Problem: Copy out all lines of the records in which the word "image" appears.

Input material:

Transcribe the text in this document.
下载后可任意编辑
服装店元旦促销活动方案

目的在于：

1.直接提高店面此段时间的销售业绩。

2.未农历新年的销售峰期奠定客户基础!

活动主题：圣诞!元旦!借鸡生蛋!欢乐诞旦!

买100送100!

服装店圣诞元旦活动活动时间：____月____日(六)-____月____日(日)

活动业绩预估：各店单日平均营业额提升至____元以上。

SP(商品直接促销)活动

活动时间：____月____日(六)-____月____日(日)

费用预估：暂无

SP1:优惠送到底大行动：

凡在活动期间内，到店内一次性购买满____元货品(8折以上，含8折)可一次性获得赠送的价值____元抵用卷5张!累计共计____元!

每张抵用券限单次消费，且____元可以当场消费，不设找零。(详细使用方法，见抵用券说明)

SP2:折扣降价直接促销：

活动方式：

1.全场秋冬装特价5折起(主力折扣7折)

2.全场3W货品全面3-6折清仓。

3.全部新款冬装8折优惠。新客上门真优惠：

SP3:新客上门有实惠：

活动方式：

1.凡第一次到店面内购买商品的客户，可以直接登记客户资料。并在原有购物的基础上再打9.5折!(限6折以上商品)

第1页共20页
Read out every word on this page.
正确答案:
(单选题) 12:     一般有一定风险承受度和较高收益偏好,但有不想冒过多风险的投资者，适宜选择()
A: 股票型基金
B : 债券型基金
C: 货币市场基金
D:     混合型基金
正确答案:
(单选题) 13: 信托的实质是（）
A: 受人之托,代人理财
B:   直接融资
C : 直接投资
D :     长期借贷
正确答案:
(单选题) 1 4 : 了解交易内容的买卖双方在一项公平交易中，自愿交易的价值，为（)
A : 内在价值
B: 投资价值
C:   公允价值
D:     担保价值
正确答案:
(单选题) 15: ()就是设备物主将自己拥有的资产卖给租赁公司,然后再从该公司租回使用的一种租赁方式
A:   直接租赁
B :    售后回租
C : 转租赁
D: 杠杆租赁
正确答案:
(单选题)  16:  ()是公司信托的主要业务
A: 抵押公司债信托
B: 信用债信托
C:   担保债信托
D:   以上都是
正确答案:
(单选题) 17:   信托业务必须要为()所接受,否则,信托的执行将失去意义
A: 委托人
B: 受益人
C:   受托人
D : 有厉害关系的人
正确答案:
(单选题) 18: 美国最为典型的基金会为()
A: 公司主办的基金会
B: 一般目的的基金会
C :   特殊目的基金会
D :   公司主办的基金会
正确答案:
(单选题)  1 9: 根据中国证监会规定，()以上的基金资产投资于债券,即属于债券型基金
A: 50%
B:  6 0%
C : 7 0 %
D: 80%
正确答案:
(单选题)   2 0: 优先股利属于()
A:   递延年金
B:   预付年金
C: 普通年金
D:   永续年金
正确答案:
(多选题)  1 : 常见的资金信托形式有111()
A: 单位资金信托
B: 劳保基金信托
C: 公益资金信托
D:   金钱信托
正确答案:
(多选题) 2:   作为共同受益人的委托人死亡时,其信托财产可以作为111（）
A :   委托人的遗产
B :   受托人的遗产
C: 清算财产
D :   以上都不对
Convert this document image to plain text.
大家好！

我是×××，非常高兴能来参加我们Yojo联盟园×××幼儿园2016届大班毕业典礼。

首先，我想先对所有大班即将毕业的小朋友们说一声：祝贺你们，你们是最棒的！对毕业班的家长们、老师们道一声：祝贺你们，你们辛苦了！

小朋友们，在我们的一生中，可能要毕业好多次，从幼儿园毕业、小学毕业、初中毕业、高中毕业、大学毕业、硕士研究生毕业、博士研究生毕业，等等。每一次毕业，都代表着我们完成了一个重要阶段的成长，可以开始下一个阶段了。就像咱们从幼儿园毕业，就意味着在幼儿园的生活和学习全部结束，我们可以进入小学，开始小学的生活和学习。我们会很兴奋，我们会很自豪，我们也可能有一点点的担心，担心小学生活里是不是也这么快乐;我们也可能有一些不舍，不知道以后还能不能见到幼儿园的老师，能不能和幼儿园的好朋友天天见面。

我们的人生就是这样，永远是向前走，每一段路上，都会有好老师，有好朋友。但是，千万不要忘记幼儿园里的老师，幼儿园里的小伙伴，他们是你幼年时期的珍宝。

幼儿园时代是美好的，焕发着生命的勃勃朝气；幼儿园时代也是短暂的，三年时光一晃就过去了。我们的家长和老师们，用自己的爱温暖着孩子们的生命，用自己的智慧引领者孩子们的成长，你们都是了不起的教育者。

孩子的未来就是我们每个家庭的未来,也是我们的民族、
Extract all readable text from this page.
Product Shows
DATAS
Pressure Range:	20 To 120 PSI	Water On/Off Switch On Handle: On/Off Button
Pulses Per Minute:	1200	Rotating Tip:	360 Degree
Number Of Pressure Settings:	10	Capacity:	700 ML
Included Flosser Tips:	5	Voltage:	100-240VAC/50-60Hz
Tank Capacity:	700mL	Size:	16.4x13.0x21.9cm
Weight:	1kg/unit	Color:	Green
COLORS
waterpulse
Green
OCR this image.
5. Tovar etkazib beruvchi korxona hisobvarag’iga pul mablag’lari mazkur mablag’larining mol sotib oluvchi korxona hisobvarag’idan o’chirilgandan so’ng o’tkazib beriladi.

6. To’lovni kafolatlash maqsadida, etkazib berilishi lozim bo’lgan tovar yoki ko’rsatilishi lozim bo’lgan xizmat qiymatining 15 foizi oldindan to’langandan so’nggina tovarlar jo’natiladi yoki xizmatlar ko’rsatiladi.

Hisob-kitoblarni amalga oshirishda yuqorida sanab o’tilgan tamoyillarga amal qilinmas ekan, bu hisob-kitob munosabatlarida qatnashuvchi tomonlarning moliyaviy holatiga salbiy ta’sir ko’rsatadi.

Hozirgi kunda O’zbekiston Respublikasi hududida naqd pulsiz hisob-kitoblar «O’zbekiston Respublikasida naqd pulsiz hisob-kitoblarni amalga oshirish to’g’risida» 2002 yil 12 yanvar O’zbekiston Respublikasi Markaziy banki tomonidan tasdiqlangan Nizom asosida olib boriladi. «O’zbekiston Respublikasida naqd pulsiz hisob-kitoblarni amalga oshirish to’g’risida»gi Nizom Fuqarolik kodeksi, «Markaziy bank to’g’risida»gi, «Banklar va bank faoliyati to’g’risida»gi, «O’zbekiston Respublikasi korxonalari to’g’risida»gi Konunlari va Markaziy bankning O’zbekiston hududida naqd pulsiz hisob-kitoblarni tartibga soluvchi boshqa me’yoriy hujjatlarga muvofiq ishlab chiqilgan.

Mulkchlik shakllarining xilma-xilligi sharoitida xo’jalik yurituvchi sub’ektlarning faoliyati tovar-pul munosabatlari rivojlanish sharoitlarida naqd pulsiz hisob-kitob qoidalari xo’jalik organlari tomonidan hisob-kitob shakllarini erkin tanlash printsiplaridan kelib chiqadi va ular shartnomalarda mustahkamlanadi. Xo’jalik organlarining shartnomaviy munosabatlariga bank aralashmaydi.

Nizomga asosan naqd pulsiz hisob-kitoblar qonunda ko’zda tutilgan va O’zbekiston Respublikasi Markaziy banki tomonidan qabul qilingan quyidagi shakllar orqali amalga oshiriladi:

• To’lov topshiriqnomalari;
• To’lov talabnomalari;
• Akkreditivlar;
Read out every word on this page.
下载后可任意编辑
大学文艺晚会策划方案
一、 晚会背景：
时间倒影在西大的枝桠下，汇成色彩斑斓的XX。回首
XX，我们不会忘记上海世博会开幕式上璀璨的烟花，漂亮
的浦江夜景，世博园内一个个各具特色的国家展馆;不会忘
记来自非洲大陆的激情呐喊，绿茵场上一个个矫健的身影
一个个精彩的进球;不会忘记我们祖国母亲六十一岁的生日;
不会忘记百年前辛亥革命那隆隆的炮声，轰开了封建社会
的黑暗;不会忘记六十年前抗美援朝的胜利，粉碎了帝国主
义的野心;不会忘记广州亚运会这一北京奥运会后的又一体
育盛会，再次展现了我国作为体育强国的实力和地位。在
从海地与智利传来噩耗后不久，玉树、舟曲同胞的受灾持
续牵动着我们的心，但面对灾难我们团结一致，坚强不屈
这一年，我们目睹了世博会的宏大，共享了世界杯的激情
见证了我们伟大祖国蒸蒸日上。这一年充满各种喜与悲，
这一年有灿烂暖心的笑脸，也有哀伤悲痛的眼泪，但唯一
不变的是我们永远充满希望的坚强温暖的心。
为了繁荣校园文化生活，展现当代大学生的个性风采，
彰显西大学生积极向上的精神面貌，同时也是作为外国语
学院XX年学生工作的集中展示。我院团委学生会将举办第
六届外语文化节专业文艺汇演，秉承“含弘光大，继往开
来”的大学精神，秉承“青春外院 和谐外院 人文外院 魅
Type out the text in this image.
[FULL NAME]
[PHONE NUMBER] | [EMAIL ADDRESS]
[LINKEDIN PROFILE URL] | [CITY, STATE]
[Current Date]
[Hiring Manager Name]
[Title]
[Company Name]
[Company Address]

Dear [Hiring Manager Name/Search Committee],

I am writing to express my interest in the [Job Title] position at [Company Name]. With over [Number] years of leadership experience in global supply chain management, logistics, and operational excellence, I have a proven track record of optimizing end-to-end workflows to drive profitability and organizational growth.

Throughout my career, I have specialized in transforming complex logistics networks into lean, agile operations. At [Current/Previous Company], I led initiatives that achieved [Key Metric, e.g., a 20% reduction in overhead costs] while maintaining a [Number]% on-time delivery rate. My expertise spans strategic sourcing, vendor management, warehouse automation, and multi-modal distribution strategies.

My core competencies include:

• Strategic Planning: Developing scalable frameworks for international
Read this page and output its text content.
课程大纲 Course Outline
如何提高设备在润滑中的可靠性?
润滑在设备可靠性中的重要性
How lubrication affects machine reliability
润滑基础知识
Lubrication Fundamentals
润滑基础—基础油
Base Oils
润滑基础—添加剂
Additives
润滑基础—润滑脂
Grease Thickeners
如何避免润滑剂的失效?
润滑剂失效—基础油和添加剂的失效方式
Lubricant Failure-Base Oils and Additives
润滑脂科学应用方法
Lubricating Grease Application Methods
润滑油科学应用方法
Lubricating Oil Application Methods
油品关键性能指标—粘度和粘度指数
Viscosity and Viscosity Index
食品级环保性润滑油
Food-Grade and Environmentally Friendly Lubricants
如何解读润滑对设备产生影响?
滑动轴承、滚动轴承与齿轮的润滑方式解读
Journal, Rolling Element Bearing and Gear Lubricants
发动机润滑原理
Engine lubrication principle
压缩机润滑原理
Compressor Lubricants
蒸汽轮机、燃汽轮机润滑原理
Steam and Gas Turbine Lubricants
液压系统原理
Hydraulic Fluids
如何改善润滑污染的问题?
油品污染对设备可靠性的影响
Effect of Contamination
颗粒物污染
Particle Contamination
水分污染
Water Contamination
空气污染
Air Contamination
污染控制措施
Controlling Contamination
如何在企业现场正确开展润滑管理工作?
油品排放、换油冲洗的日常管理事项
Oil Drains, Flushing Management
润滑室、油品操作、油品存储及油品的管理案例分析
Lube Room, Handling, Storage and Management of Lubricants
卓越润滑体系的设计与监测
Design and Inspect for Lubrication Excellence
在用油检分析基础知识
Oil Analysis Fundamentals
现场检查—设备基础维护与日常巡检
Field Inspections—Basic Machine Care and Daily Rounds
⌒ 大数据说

Written response:
Convert this document image to plain text.
OCR this image.
Type out the text in this image.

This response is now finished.